The task: Copy every line of the items below word for word, and leave the pictures out of your answer.

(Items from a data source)
+-------+
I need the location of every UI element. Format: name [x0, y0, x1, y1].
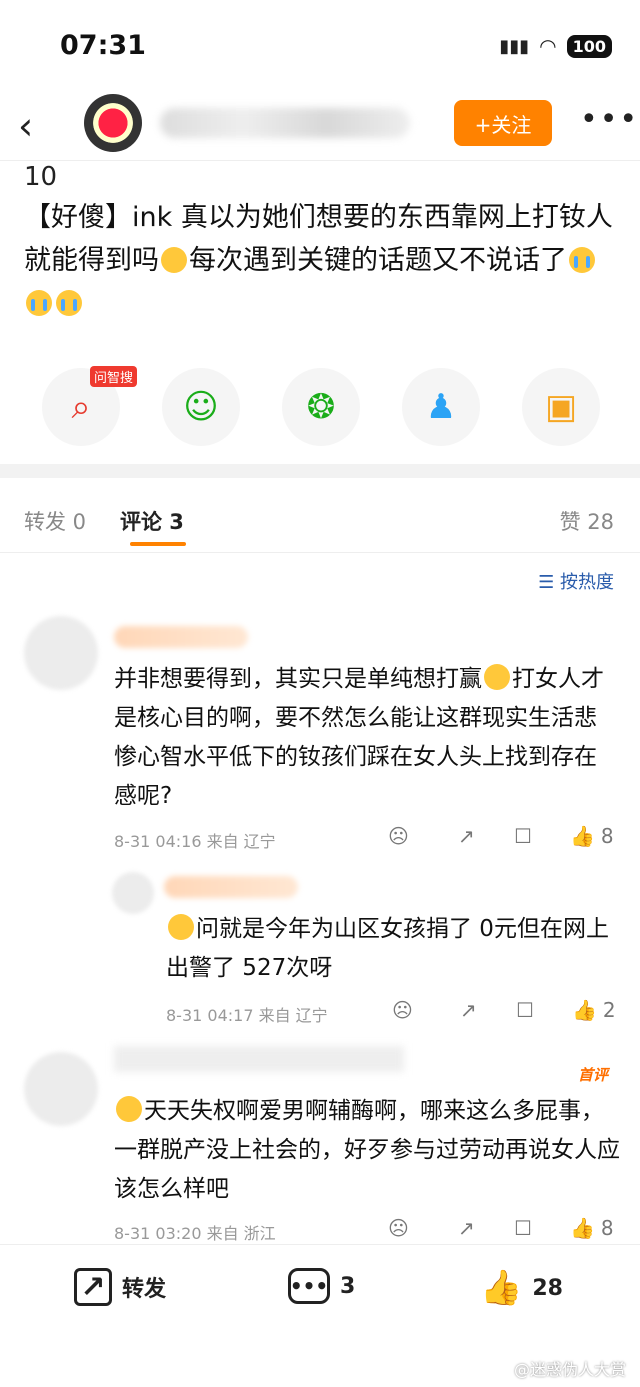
comment-button[interactable]: ••• 3 — [288, 1268, 355, 1304]
shocked-emoji-icon — [484, 664, 510, 690]
reply-text: 问就是今年为山区女孩捐了 0元但在网上出警了 527次呀 — [166, 910, 626, 988]
wechat-icon[interactable]: ☺ — [162, 368, 240, 446]
tabs-divider — [0, 552, 640, 553]
post-number: 10 — [24, 162, 58, 192]
fearful-emoji-icon — [168, 914, 194, 940]
comment-text-content: 天天失权啊爱男啊辅酶啊，哪来这么多屁事，一群脱产没上社会的，好歹参与过劳动再说女… — [114, 1098, 620, 1202]
comment-icon: ••• — [288, 1268, 330, 1304]
commenter-name-blurred[interactable] — [114, 626, 248, 648]
fearful-emoji-icon — [161, 247, 187, 273]
comment-meta: 8-31 04:16 来自 辽宁 — [114, 832, 276, 851]
watermark: @迷惑伪人大赏 — [513, 1360, 626, 1379]
avatar[interactable] — [24, 1052, 98, 1126]
like-button[interactable]: 👍 8 — [570, 824, 614, 848]
ai-search-badge: 问智搜 — [90, 366, 138, 387]
reply-meta: 8-31 04:17 来自 辽宁 — [166, 1006, 328, 1025]
qq-icon[interactable]: ♟ — [402, 368, 480, 446]
fearful-emoji-icon — [116, 1096, 142, 1122]
save-image-icon[interactable]: ▣ — [522, 368, 600, 446]
commenter-name-blurred[interactable] — [164, 876, 298, 898]
repost-icon: ↗ — [74, 1268, 112, 1306]
status-time: 07:31 — [60, 30, 146, 61]
reply-icon[interactable]: ☐ — [514, 1216, 532, 1240]
reply-icon[interactable]: ☐ — [516, 998, 534, 1022]
moments-icon[interactable]: ❂ — [282, 368, 360, 446]
dislike-icon[interactable]: ☹ — [388, 824, 409, 848]
like-count: 8 — [600, 1216, 614, 1240]
repost-icon[interactable]: ↗ — [458, 824, 475, 848]
tab-repost[interactable]: 转发 0 — [24, 506, 86, 536]
header-divider — [0, 160, 640, 161]
like-icon: 👍 — [572, 998, 597, 1022]
repost-icon[interactable]: ↗ — [458, 1216, 475, 1240]
section-divider — [0, 464, 640, 478]
comment-text: 天天失权啊爱男啊辅酶啊，哪来这么多屁事，一群脱产没上社会的，好歹参与过劳动再说女… — [114, 1092, 620, 1209]
tab-underline — [130, 542, 186, 546]
like-icon: 👍 — [480, 1268, 523, 1308]
crying-emoji-icon — [569, 247, 595, 273]
wifi-icon: ◠ — [539, 34, 557, 58]
post-text: 【好傻】ink 真以为她们想要的东西靠网上打钕人就能得到吗 每次遇到关键的话题又不… — [24, 196, 624, 325]
back-icon[interactable]: ‹ — [18, 104, 33, 148]
sort-icon: ☰ — [538, 572, 560, 593]
post-text-part2: 每次遇到关键的话题又不说话了 — [189, 245, 567, 276]
commenter-name-blurred[interactable] — [114, 1046, 404, 1072]
like-count: 2 — [602, 998, 616, 1022]
battery-icon: 100 — [566, 34, 612, 58]
avatar[interactable] — [84, 94, 142, 152]
comment-text-part1: 并非想要得到，其实只是单纯想打赢 — [114, 666, 482, 692]
dislike-icon[interactable]: ☹ — [392, 998, 413, 1022]
repost-label: 转发 — [122, 1277, 167, 1302]
repost-icon[interactable]: ↗ — [460, 998, 477, 1022]
sort-label: 按热度 — [560, 572, 614, 593]
like-icon: 👍 — [570, 1216, 595, 1240]
like-button[interactable]: 👍 8 — [570, 1216, 614, 1240]
reply-icon[interactable]: ☐ — [514, 824, 532, 848]
repost-button[interactable]: ↗ 转发 — [74, 1268, 166, 1306]
more-icon[interactable]: ••• — [580, 102, 639, 137]
crying-emoji-icon — [56, 290, 82, 316]
like-count: 28 — [532, 1275, 563, 1301]
comment-text: 并非想要得到，其实只是单纯想打赢 打女人才是核心目的啊，要不然怎么能让这群现实生活… — [114, 660, 618, 816]
signal-icon: ▮▮▮ — [499, 35, 530, 57]
crying-emoji-icon — [26, 290, 52, 316]
tab-comment[interactable]: 评论 3 — [120, 506, 184, 536]
tab-like[interactable]: 赞 28 — [560, 506, 614, 536]
dislike-icon[interactable]: ☹ — [388, 1216, 409, 1240]
like-button[interactable]: 👍 28 — [480, 1268, 563, 1308]
sort-button[interactable]: ☰ 按热度 — [538, 568, 614, 594]
avatar[interactable] — [24, 616, 98, 690]
first-comment-badge: 首评 — [577, 1066, 608, 1084]
like-count: 8 — [600, 824, 614, 848]
like-icon: 👍 — [570, 824, 595, 848]
follow-button[interactable]: +关注 — [454, 100, 552, 146]
comment-meta: 8-31 03:20 来自 浙江 — [114, 1224, 276, 1243]
comment-count: 3 — [340, 1273, 356, 1299]
like-button[interactable]: 👍 2 — [572, 998, 616, 1022]
username-blurred[interactable] — [160, 108, 410, 138]
reply-text-content: 问就是今年为山区女孩捐了 0元但在网上出警了 527次呀 — [166, 916, 609, 981]
avatar[interactable] — [112, 872, 154, 914]
status-icons: ▮▮▮ ◠ 100 — [499, 34, 612, 58]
+-------+
Exercise answer:
I need the location of every UI element. Format: name [x0, y0, x1, y1].
comment-button[interactable]: ••• 3 — [288, 1268, 355, 1304]
shocked-emoji-icon — [484, 664, 510, 690]
reply-text: 问就是今年为山区女孩捐了 0元但在网上出警了 527次呀 — [166, 910, 626, 988]
wechat-icon[interactable]: ☺ — [162, 368, 240, 446]
tabs-divider — [0, 552, 640, 553]
post-number: 10 — [24, 162, 58, 192]
fearful-emoji-icon — [168, 914, 194, 940]
comment-text-content: 天天失权啊爱男啊辅酶啊，哪来这么多屁事，一群脱产没上社会的，好歹参与过劳动再说女… — [114, 1098, 620, 1202]
comment-icon: ••• — [288, 1268, 330, 1304]
commenter-name-blurred[interactable] — [114, 626, 248, 648]
fearful-emoji-icon — [161, 247, 187, 273]
comment-meta: 8-31 04:16 来自 辽宁 — [114, 832, 276, 851]
watermark: @迷惑伪人大赏 — [513, 1360, 626, 1379]
avatar[interactable] — [24, 1052, 98, 1126]
like-button[interactable]: 👍 8 — [570, 824, 614, 848]
ai-search-badge: 问智搜 — [90, 366, 138, 387]
reply-meta: 8-31 04:17 来自 辽宁 — [166, 1006, 328, 1025]
qq-icon[interactable]: ♟ — [402, 368, 480, 446]
fearful-emoji-icon — [116, 1096, 142, 1122]
save-image-icon[interactable]: ▣ — [522, 368, 600, 446]
commenter-name-blurred[interactable] — [164, 876, 298, 898]
repost-icon: ↗ — [74, 1268, 112, 1306]
status-time: 07:31 — [60, 30, 146, 61]
reply-icon[interactable]: ☐ — [514, 1216, 532, 1240]
reply-icon[interactable]: ☐ — [516, 998, 534, 1022]
moments-icon[interactable]: ❂ — [282, 368, 360, 446]
dislike-icon[interactable]: ☹ — [388, 824, 409, 848]
like-count: 8 — [600, 1216, 614, 1240]
repost-icon[interactable]: ↗ — [458, 824, 475, 848]
tab-repost[interactable]: 转发 0 — [24, 506, 86, 536]
header-divider — [0, 160, 640, 161]
like-icon: 👍 — [572, 998, 597, 1022]
repost-icon[interactable]: ↗ — [458, 1216, 475, 1240]
section-divider — [0, 464, 640, 478]
comment-text: 天天失权啊爱男啊辅酶啊，哪来这么多屁事，一群脱产没上社会的，好歹参与过劳动再说女… — [114, 1092, 620, 1209]
tab-underline — [130, 542, 186, 546]
like-icon: 👍 — [480, 1268, 523, 1308]
crying-emoji-icon — [569, 247, 595, 273]
wifi-icon: ◠ — [539, 34, 557, 58]
post-text: 【好傻】ink 真以为她们想要的东西靠网上打钕人就能得到吗 每次遇到关键的话题又不… — [24, 196, 624, 325]
back-icon[interactable]: ‹ — [18, 104, 33, 148]
sort-icon: ☰ — [538, 572, 560, 593]
post-text-part2: 每次遇到关键的话题又不说话了 — [189, 245, 567, 276]
commenter-name-blurred[interactable] — [114, 1046, 404, 1072]
like-count: 2 — [602, 998, 616, 1022]
battery-icon: 100 — [566, 34, 612, 58]
avatar[interactable] — [84, 94, 142, 152]
comment-text-part1: 并非想要得到，其实只是单纯想打赢 — [114, 666, 482, 692]
dislike-icon[interactable]: ☹ — [392, 998, 413, 1022]
repost-label: 转发 — [122, 1277, 167, 1302]
repost-icon[interactable]: ↗ — [460, 998, 477, 1022]
sort-label: 按热度 — [560, 572, 614, 593]
like-icon: 👍 — [570, 1216, 595, 1240]
like-button[interactable]: 👍 8 — [570, 1216, 614, 1240]
reply-icon[interactable]: ☐ — [514, 824, 532, 848]
repost-button[interactable]: ↗ 转发 — [74, 1268, 166, 1306]
more-icon[interactable]: ••• — [580, 102, 639, 137]
crying-emoji-icon — [56, 290, 82, 316]
like-count: 28 — [532, 1275, 563, 1301]
comment-text: 并非想要得到，其实只是单纯想打赢 打女人才是核心目的啊，要不然怎么能让这群现实生活… — [114, 660, 618, 816]
signal-icon: ▮▮▮ — [499, 35, 530, 57]
crying-emoji-icon — [26, 290, 52, 316]
tab-comment[interactable]: 评论 3 — [120, 506, 184, 536]
tab-like[interactable]: 赞 28 — [560, 506, 614, 536]
dislike-icon[interactable]: ☹ — [388, 1216, 409, 1240]
like-button[interactable]: 👍 28 — [480, 1268, 563, 1308]
sort-button[interactable]: ☰ 按热度 — [538, 568, 614, 594]
avatar[interactable] — [24, 616, 98, 690]
first-comment-badge: 首评 — [577, 1066, 608, 1084]
like-count: 8 — [600, 824, 614, 848]
like-icon: 👍 — [570, 824, 595, 848]
follow-button[interactable]: +关注 — [454, 100, 552, 146]
comment-meta: 8-31 03:20 来自 浙江 — [114, 1224, 276, 1243]
comment-count: 3 — [340, 1273, 356, 1299]
like-button[interactable]: 👍 2 — [572, 998, 616, 1022]
username-blurred[interactable] — [160, 108, 410, 138]
reply-text-content: 问就是今年为山区女孩捐了 0元但在网上出警了 527次呀 — [166, 916, 609, 981]
avatar[interactable] — [112, 872, 154, 914]
status-icons: ▮▮▮ ◠ 100 — [499, 34, 612, 58]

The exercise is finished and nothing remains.